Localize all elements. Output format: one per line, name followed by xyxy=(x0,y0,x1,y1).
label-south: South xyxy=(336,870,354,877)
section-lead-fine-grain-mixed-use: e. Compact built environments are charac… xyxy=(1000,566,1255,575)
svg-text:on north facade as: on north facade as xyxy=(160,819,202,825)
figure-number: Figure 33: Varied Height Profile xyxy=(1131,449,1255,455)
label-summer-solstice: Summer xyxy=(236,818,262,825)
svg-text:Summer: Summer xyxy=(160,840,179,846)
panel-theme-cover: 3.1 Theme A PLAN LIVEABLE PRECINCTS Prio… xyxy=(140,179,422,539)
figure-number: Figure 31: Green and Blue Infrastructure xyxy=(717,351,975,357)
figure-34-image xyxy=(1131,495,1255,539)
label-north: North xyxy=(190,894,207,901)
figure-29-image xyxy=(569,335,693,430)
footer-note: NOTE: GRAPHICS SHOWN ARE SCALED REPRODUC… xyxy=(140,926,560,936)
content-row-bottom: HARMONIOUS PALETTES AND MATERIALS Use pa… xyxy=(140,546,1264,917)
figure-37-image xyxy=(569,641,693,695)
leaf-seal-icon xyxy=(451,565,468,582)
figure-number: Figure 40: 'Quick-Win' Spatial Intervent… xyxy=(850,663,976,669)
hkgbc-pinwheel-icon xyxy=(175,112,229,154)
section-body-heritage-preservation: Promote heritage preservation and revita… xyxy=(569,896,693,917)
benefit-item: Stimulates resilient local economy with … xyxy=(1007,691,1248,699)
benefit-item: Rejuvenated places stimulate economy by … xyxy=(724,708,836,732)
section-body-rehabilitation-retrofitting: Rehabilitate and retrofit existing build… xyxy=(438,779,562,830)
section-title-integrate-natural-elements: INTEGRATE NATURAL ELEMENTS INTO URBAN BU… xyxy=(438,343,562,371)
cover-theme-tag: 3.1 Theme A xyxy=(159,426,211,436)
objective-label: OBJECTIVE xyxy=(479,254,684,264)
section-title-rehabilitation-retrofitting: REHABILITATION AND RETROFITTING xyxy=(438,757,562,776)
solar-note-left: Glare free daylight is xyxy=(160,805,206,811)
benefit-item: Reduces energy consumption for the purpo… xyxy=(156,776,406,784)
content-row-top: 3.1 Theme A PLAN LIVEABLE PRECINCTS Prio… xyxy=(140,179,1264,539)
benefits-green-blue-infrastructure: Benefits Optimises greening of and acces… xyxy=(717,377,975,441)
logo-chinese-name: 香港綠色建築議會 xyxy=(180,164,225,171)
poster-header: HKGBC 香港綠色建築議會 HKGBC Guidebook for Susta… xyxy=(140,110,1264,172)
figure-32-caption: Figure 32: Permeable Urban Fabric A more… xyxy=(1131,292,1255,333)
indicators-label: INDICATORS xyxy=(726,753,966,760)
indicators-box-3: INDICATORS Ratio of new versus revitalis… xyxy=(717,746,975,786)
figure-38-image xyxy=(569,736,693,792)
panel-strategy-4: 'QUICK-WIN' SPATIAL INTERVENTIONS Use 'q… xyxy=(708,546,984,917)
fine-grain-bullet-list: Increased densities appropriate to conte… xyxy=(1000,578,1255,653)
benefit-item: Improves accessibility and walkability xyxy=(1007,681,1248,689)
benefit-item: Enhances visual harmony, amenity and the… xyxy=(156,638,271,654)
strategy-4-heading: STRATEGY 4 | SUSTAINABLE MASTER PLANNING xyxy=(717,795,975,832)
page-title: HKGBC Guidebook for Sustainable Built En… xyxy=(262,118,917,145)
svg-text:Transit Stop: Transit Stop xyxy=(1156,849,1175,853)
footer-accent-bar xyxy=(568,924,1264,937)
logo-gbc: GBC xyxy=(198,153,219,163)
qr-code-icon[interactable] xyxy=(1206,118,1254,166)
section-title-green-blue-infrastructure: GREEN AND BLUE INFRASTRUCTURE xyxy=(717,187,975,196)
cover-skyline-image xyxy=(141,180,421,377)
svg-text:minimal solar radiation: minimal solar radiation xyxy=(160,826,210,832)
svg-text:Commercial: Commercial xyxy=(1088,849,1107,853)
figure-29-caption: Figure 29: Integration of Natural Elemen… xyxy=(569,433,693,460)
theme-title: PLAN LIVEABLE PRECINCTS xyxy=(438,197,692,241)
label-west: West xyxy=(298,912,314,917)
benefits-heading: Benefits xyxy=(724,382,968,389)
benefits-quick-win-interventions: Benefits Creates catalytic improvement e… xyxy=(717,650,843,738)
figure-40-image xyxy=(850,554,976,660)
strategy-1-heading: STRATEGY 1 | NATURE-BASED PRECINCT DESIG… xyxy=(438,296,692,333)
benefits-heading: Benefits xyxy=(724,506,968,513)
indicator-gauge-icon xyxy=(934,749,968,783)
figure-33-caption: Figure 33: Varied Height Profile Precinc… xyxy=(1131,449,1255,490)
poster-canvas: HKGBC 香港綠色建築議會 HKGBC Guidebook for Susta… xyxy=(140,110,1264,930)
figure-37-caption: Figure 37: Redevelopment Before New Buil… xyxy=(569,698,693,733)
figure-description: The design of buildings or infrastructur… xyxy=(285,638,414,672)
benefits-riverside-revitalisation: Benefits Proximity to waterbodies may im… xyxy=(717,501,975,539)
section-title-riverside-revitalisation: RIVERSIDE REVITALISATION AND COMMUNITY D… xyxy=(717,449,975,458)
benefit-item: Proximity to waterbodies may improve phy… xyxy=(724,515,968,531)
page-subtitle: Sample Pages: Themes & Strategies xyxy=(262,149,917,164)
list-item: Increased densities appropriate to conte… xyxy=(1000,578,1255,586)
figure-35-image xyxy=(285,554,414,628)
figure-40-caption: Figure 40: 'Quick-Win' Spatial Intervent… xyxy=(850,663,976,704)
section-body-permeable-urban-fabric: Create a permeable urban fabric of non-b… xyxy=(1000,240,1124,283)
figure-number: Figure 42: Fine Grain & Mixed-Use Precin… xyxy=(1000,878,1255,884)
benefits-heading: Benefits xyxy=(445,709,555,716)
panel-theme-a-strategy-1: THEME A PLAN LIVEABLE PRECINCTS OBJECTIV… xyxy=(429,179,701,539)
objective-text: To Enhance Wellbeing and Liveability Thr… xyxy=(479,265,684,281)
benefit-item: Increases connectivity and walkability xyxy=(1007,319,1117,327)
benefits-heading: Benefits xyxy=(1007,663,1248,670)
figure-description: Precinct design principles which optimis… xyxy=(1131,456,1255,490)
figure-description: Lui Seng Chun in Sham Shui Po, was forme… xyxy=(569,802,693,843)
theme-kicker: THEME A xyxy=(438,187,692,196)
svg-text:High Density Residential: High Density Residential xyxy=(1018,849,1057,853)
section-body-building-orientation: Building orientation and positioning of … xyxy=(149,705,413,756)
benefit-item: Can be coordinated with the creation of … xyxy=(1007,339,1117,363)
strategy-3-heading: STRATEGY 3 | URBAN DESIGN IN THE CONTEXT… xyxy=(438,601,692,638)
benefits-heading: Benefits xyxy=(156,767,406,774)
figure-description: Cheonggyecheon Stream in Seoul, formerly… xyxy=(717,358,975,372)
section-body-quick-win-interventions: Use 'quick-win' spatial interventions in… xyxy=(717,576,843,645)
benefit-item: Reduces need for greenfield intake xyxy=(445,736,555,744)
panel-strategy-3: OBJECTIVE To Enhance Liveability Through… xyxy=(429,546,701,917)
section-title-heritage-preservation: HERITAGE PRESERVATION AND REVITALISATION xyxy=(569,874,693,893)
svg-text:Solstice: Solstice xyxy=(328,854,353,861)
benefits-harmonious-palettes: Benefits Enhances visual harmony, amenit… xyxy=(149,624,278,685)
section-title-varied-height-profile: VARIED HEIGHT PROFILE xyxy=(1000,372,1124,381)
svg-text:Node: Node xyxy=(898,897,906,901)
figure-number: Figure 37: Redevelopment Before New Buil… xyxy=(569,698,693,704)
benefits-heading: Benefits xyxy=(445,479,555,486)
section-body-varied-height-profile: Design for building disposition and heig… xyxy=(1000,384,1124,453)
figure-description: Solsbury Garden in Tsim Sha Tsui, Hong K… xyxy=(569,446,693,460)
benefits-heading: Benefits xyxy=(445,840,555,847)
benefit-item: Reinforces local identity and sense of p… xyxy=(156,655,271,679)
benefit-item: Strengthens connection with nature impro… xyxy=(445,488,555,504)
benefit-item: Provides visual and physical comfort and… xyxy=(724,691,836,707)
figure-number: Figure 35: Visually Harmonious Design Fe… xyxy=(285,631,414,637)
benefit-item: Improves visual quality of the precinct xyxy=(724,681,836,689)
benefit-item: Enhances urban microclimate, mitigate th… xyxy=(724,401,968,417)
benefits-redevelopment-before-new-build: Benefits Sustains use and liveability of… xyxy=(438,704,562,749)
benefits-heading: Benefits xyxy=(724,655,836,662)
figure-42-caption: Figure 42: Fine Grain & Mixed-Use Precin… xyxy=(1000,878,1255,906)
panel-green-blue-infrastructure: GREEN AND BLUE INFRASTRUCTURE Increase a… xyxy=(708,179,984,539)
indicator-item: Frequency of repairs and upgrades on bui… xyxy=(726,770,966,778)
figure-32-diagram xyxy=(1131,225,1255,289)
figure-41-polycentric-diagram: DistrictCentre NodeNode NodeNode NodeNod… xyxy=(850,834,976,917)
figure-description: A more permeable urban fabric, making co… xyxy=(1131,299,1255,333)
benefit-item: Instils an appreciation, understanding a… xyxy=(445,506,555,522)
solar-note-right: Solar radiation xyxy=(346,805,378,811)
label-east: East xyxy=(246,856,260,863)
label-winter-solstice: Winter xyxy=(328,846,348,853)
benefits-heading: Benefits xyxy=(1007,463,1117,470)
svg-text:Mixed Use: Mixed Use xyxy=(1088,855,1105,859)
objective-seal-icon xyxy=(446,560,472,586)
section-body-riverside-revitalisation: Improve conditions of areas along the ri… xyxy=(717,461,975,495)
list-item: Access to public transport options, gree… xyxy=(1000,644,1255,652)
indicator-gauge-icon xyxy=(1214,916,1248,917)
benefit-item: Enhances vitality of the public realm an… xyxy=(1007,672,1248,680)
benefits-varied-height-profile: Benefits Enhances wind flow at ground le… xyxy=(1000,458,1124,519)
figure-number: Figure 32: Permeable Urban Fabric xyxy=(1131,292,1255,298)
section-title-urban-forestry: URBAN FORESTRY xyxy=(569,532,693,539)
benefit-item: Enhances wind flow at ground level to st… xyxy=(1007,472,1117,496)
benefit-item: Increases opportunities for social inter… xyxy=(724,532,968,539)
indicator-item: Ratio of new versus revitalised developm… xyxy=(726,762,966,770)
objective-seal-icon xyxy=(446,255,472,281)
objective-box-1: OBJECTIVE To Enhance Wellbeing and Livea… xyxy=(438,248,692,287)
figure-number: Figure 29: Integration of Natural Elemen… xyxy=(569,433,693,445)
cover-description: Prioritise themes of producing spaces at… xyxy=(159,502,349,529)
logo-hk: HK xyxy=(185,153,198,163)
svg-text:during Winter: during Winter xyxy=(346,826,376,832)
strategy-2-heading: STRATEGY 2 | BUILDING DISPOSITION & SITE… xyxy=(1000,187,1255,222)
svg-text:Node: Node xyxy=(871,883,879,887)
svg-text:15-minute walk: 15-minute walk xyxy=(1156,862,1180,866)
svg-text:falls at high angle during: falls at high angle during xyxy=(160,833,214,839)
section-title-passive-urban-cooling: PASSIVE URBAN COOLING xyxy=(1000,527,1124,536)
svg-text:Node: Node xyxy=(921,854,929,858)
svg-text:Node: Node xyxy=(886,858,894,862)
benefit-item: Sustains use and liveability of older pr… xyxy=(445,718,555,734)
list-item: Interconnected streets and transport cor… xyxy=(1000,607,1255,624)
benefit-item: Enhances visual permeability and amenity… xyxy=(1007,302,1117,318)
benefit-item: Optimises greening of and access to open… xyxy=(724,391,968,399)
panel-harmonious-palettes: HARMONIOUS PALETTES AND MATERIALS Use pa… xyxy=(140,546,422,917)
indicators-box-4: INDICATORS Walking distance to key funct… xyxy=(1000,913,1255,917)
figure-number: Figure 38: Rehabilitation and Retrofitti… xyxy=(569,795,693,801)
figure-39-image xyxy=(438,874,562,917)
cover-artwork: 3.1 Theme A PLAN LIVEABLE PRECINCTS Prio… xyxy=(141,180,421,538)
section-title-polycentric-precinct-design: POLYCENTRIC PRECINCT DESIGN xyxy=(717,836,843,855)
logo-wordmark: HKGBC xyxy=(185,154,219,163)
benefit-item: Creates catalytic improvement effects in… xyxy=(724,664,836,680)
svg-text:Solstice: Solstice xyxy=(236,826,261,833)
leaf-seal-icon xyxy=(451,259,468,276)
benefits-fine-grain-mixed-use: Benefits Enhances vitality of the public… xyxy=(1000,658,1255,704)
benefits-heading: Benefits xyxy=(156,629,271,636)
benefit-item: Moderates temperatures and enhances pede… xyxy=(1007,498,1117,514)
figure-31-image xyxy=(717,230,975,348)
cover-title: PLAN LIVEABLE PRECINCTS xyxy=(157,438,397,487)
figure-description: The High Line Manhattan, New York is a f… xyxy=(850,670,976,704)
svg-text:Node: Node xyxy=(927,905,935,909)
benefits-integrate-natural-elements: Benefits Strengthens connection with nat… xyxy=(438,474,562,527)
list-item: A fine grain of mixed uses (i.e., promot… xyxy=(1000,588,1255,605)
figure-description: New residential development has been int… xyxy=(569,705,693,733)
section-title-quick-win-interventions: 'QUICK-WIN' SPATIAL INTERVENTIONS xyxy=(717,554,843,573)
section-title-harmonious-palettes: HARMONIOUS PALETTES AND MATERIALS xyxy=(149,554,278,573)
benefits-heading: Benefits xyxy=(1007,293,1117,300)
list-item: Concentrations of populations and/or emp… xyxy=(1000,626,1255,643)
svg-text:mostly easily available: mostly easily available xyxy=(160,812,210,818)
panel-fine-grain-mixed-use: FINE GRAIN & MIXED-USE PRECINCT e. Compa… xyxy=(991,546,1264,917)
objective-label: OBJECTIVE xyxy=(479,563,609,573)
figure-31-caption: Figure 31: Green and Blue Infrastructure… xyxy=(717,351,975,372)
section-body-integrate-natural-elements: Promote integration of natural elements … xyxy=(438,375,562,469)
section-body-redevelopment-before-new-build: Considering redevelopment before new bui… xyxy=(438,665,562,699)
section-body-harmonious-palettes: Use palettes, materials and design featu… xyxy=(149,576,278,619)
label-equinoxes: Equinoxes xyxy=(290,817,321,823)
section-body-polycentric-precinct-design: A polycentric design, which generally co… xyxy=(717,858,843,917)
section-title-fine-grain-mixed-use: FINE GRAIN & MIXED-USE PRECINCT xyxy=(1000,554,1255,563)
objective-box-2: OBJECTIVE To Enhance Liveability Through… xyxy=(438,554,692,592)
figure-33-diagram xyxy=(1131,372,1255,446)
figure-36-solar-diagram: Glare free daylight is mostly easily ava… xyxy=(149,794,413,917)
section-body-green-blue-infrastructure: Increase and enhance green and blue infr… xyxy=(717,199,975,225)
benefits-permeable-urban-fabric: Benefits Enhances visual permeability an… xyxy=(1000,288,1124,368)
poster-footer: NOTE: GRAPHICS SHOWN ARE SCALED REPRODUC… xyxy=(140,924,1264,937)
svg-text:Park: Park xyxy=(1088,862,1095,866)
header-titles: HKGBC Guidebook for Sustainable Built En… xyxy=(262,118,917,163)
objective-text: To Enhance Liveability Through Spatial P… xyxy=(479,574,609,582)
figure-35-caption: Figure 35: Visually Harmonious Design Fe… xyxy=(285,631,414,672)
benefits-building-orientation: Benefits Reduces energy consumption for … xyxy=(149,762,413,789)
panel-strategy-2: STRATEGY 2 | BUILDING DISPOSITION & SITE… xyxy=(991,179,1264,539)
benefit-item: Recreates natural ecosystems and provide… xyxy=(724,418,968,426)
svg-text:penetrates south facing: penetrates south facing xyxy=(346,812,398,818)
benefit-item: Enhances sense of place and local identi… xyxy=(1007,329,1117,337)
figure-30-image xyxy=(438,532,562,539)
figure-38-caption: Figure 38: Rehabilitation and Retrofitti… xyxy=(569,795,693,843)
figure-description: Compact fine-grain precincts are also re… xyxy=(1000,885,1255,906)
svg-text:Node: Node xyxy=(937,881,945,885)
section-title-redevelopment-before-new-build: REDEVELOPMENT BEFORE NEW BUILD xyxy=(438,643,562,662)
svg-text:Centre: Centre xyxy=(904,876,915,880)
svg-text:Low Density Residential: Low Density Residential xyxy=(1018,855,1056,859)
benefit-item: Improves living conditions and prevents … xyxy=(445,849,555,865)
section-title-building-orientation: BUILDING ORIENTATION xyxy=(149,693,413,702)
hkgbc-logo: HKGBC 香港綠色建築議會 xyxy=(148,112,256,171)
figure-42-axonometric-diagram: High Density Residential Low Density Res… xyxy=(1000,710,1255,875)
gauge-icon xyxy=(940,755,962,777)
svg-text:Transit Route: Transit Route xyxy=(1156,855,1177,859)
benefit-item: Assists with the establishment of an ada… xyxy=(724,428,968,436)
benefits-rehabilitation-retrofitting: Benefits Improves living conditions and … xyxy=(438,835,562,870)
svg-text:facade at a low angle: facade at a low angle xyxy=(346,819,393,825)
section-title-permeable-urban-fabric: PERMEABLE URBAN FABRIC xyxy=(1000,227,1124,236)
──────────────────────────────
Reproduce verbatim the stretch of the data from the start through the line containing "figure-number: Figure 33: Varied", with both ends included.

### SOLUTION TO THE PROBLEM
Localize all elements. Output format: one per line, name followed by xyxy=(x0,y0,x1,y1).
label-south: South xyxy=(336,870,354,877)
section-lead-fine-grain-mixed-use: e. Compact built environments are charac… xyxy=(1000,566,1255,575)
svg-text:on north facade as: on north facade as xyxy=(160,819,202,825)
figure-number: Figure 33: Varied Height Profile xyxy=(1131,449,1255,455)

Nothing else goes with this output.